* WRITTEN REQUEST *
Each line should be copied exactly.
··· SUPPLIED MATERIAL
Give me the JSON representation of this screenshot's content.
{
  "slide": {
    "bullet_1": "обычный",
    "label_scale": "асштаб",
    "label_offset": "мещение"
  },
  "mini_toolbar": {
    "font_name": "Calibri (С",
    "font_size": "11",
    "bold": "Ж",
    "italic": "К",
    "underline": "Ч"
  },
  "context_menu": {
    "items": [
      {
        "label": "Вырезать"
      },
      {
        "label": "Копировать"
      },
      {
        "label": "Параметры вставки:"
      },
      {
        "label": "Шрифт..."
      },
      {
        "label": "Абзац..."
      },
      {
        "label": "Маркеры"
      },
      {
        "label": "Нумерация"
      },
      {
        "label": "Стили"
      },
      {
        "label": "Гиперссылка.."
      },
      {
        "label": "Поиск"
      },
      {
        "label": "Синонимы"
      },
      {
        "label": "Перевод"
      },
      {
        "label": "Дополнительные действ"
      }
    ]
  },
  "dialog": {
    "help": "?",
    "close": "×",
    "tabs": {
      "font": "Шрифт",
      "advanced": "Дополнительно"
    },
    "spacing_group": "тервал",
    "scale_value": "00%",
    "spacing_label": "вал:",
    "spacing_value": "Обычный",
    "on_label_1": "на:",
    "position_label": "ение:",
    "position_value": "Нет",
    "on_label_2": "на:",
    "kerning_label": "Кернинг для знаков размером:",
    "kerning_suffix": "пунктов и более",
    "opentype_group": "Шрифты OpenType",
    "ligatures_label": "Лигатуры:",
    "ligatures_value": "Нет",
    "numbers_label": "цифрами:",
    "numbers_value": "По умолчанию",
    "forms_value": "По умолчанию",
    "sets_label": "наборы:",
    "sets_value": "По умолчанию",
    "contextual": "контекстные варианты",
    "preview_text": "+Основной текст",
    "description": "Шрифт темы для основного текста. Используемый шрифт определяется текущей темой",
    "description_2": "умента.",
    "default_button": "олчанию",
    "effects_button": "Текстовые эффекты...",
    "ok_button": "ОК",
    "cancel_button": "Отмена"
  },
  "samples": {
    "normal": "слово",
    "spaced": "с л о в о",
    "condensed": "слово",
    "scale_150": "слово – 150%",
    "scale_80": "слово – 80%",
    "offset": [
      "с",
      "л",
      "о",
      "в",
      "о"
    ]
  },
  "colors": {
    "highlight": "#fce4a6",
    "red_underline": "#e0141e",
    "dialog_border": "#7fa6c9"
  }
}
······
* SOLUTION *
Give me the JSON representation of this screenshot's content.
{
  "slide": {
    "bullet_1": "обычный",
    "label_scale": "асштаб",
    "label_offset": "мещение"
  },
  "mini_toolbar": {
    "font_name": "Calibri (С",
    "font_size": "11",
    "bold": "Ж",
    "italic": "К",
    "underline": "Ч"
  },
  "context_menu": {
    "items": [
      {
        "label": "Вырезать"
      },
      {
        "label": "Копировать"
      },
      {
        "label": "Параметры вставки:"
      },
      {
        "label": "Шрифт..."
      },
      {
        "label": "Абзац..."
      },
      {
        "label": "Маркеры"
      },
      {
        "label": "Нумерация"
      },
      {
        "label": "Стили"
      },
      {
        "label": "Гиперссылка.."
      },
      {
        "label": "Поиск"
      },
      {
        "label": "Синонимы"
      },
      {
        "label": "Перевод"
      },
      {
        "label": "Дополнительные действ"
      }
    ]
  },
  "dialog": {
    "help": "?",
    "close": "×",
    "tabs": {
      "font": "Шрифт",
      "advanced": "Дополнительно"
    },
    "spacing_group": "тервал",
    "scale_value": "00%",
    "spacing_label": "вал:",
    "spacing_value": "Обычный",
    "on_label_1": "на:",
    "position_label": "ение:",
    "position_value": "Нет",
    "on_label_2": "на:",
    "kerning_label": "Кернинг для знаков размером:",
    "kerning_suffix": "пунктов и более",
    "opentype_group": "Шрифты OpenType",
    "ligatures_label": "Лигатуры:",
    "ligatures_value": "Нет",
    "numbers_label": "цифрами:",
    "numbers_value": "По умолчанию",
    "forms_value": "По умолчанию",
    "sets_label": "наборы:",
    "sets_value": "По умолчанию",
    "contextual": "контекстные варианты",
    "preview_text": "+Основной текст",
    "description": "Шрифт темы для основного текста. Используемый шрифт определяется текущей темой",
    "description_2": "умента.",
    "default_button": "олчанию",
    "effects_button": "Текстовые эффекты...",
    "ok_button": "ОК",
    "cancel_button": "Отмена"
  },
  "samples": {
    "normal": "слово",
    "spaced": "с л о в о",
    "condensed": "слово",
    "scale_150": "слово – 150%",
    "scale_80": "слово – 80%",
    "offset": [
      "с",
      "л",
      "о",
      "в",
      "о"
    ]
  },
  "colors": {
    "highlight": "#fce4a6",
    "red_underline": "#e0141e",
    "dialog_border": "#7fa6c9"
  }
}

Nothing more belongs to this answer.